To be done:
Your task is to transcribe the records exactly, skipping every image.

Source records:
-.-.-
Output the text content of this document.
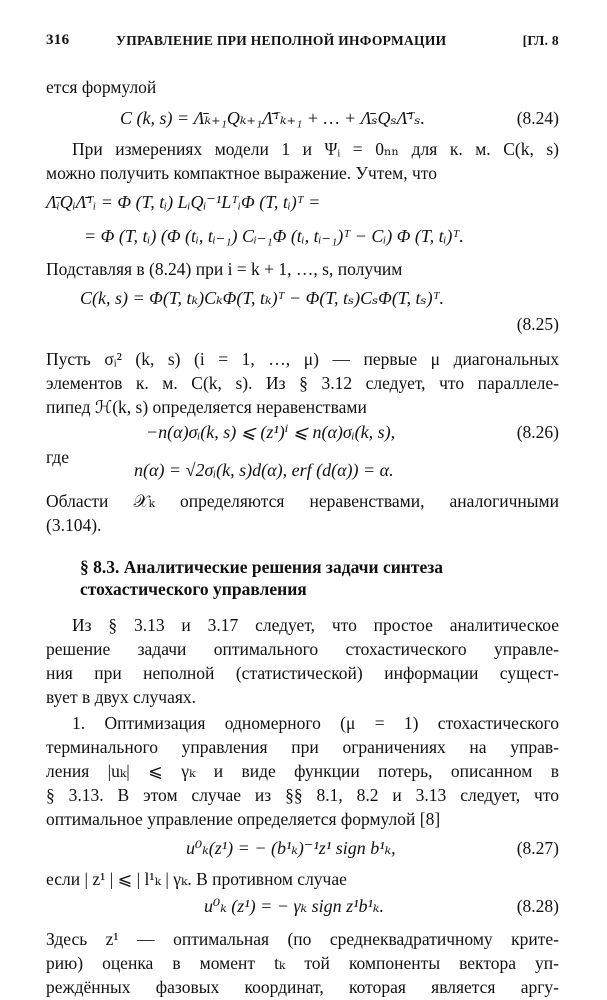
316	УПРАВЛЕНИЕ ПРИ НЕПОЛНОЙ ИНФОРМАЦИИ	[ГЛ. 8
ется формулой
C (k, s) = Λ̄ₖ₊₁Qₖ₊₁Λ̄ᵀₖ₊₁ + … + Λ̄ₛQₛΛ̄ᵀₛ.	(8.24)
При измерениях модели 1 и Ψᵢ = 0ₙₙ для к. м. C(k, s)
можно получить компактное выражение. Учтем, что
Λ̄ᵢQᵢΛ̄ᵀᵢ = Φ (T, tᵢ) LᵢQᵢ⁻¹LᵀᵢΦ (T, tᵢ)ᵀ =
= Φ (T, tᵢ) (Φ (tᵢ, tᵢ₋₁) Cᵢ₋₁Φ (tᵢ, tᵢ₋₁)ᵀ − Cᵢ) Φ (T, tᵢ)ᵀ.
Подставляя в (8.24) при i = k + 1, …, s, получим
C(k, s) = Φ(T, tₖ)CₖΦ(T, tₖ)ᵀ − Φ(T, tₛ)CₛΦ(T, tₛ)ᵀ.
(8.25)
Пусть σᵢ² (k, s) (i = 1, …, μ) — первые μ диагональных
элементов к. м. C(k, s). Из § 3.12 следует, что параллеле-
пипед ℋ(k, s) определяется неравенствами
−n(α)σᵢ(k, s) ⩽ (z¹)ⁱ ⩽ n(α)σᵢ(k, s),	(8.26)
где
n(α) = √2σᵢ(k, s)d(α), erf (d(α)) = α.
Области 𝒳ₖ определяются неравенствами, аналогичными
(3.104).
§ 8.3. Аналитические решения задачи синтеза
стохастического управления
Из § 3.13 и 3.17 следует, что простое аналитическое
решение задачи оптимального стохастического управле-
ния при неполной (статистической) информации сущест-
вует в двух случаях.
1. Оптимизация одномерного (μ = 1) стохастического
терминального управления при ограничениях на управ-
ления |uₖ| ⩽ γₖ и виде функции потерь, описанном в
§ 3.13. В этом случае из §§ 8.1, 8.2 и 3.13 следует, что
оптимальное управление определяется формулой [8]
u⁰ₖ(z¹) = − (b¹ₖ)⁻¹z¹ sign b¹ₖ,	(8.27)
если | z¹ | ⩽ | l¹ₖ | γₖ. В противном случае
u⁰ₖ (z¹) = − γₖ sign z¹b¹ₖ.	(8.28)
Здесь z¹ — оптимальная (по среднеквадратичному крите-
рию) оценка в момент tₖ той компоненты вектора уп-
реждённых фазовых координат, которая является аргу-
-.-.-
Complete answer:
Output the text content of this document.
316	УПРАВЛЕНИЕ ПРИ НЕПОЛНОЙ ИНФОРМАЦИИ	[ГЛ. 8
ется формулой
C (k, s) = Λ̄ₖ₊₁Qₖ₊₁Λ̄ᵀₖ₊₁ + … + Λ̄ₛQₛΛ̄ᵀₛ.	(8.24)
При измерениях модели 1 и Ψᵢ = 0ₙₙ для к. м. C(k, s)
можно получить компактное выражение. Учтем, что
Λ̄ᵢQᵢΛ̄ᵀᵢ = Φ (T, tᵢ) LᵢQᵢ⁻¹LᵀᵢΦ (T, tᵢ)ᵀ =
= Φ (T, tᵢ) (Φ (tᵢ, tᵢ₋₁) Cᵢ₋₁Φ (tᵢ, tᵢ₋₁)ᵀ − Cᵢ) Φ (T, tᵢ)ᵀ.
Подставляя в (8.24) при i = k + 1, …, s, получим
C(k, s) = Φ(T, tₖ)CₖΦ(T, tₖ)ᵀ − Φ(T, tₛ)CₛΦ(T, tₛ)ᵀ.
(8.25)
Пусть σᵢ² (k, s) (i = 1, …, μ) — первые μ диагональных
элементов к. м. C(k, s). Из § 3.12 следует, что параллеле-
пипед ℋ(k, s) определяется неравенствами
−n(α)σᵢ(k, s) ⩽ (z¹)ⁱ ⩽ n(α)σᵢ(k, s),	(8.26)
где
n(α) = √2σᵢ(k, s)d(α), erf (d(α)) = α.
Области 𝒳ₖ определяются неравенствами, аналогичными
(3.104).
§ 8.3. Аналитические решения задачи синтеза
стохастического управления
Из § 3.13 и 3.17 следует, что простое аналитическое
решение задачи оптимального стохастического управле-
ния при неполной (статистической) информации сущест-
вует в двух случаях.
1. Оптимизация одномерного (μ = 1) стохастического
терминального управления при ограничениях на управ-
ления |uₖ| ⩽ γₖ и виде функции потерь, описанном в
§ 3.13. В этом случае из §§ 8.1, 8.2 и 3.13 следует, что
оптимальное управление определяется формулой [8]
u⁰ₖ(z¹) = − (b¹ₖ)⁻¹z¹ sign b¹ₖ,	(8.27)
если | z¹ | ⩽ | l¹ₖ | γₖ. В противном случае
u⁰ₖ (z¹) = − γₖ sign z¹b¹ₖ.	(8.28)
Здесь z¹ — оптимальная (по среднеквадратичному крите-
рию) оценка в момент tₖ той компоненты вектора уп-
реждённых фазовых координат, которая является аргу-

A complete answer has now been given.